**Task to carry out**
From the entries that follow, extract each line holding the string "virtù".

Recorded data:
- - -
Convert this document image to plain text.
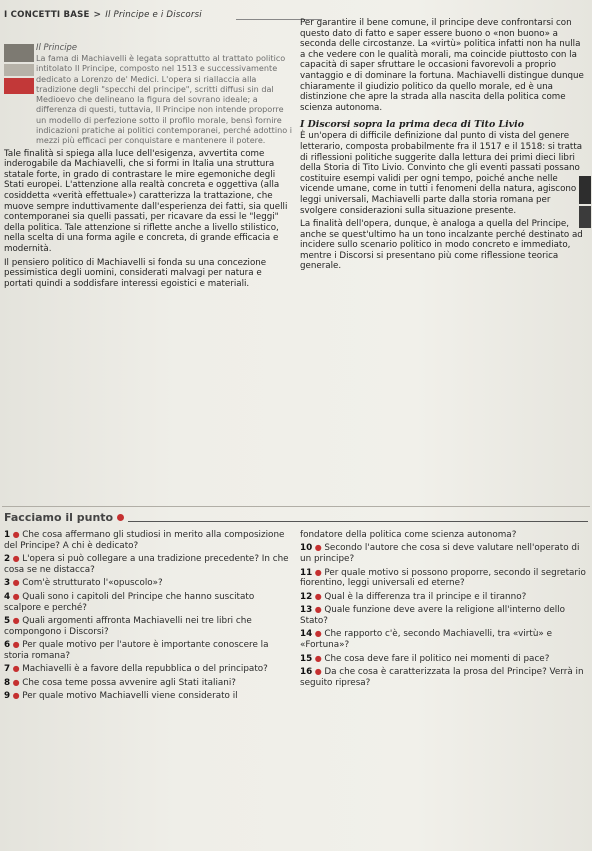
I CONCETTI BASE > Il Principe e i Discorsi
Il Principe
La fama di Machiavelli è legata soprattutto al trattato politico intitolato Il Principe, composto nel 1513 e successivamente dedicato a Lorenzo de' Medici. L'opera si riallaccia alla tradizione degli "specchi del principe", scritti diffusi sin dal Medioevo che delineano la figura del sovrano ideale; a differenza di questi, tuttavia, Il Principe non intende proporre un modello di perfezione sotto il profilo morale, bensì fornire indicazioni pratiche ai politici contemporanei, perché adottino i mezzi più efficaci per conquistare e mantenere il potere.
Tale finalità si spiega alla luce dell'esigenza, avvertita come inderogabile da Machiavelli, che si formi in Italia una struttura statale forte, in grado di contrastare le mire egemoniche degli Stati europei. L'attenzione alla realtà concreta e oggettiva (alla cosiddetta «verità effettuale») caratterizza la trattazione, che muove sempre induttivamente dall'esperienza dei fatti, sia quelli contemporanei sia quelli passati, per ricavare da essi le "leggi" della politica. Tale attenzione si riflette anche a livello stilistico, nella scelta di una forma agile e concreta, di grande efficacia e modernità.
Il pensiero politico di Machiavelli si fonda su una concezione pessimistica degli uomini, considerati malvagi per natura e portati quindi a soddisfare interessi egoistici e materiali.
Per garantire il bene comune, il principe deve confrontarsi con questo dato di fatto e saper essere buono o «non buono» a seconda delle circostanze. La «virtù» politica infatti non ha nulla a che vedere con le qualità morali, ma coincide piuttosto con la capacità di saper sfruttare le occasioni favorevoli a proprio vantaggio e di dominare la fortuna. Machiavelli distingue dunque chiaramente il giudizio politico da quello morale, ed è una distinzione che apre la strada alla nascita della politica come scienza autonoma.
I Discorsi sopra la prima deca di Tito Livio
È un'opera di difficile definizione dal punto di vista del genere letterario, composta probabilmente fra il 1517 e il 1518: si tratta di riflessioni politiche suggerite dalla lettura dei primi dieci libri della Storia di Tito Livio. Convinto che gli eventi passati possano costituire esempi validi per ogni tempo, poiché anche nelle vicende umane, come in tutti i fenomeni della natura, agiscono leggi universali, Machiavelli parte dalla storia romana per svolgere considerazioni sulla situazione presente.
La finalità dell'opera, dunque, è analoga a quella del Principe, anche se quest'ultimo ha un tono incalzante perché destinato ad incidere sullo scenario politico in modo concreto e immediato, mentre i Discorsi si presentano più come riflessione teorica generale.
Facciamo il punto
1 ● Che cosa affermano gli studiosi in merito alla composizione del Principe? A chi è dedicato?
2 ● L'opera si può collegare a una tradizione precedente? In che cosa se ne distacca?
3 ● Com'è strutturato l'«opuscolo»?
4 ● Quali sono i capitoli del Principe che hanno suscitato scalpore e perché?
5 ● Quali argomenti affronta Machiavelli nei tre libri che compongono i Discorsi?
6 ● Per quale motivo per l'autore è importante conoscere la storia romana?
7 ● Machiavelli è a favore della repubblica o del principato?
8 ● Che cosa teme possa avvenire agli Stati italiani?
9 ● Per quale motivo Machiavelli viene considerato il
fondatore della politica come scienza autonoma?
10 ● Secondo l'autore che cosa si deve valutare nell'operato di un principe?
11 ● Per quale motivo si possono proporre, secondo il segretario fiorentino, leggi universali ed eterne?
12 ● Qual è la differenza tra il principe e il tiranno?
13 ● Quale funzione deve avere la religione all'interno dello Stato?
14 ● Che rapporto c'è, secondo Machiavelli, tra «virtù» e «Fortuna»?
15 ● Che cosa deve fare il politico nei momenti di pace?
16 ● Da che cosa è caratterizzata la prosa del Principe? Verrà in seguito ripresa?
- - -
**Task output**
Per garantire il bene comune, il principe deve confrontarsi con questo dato di fatto e saper essere buono o «non buono» a seconda delle circostanze. La «virtù» politica infatti non ha nulla a che vedere con le qualità morali, ma coincide piuttosto con la capacità di saper sfruttare le occasioni favorevoli a proprio vantaggio e di dominare la fortuna. Machiavelli distingue dunque chiaramente il giudizio politico da quello morale, ed è una distinzione che apre la strada alla nascita della politica come scienza autonoma.
14 ● Che rapporto c'è, secondo Machiavelli, tra «virtù» e «Fortuna»?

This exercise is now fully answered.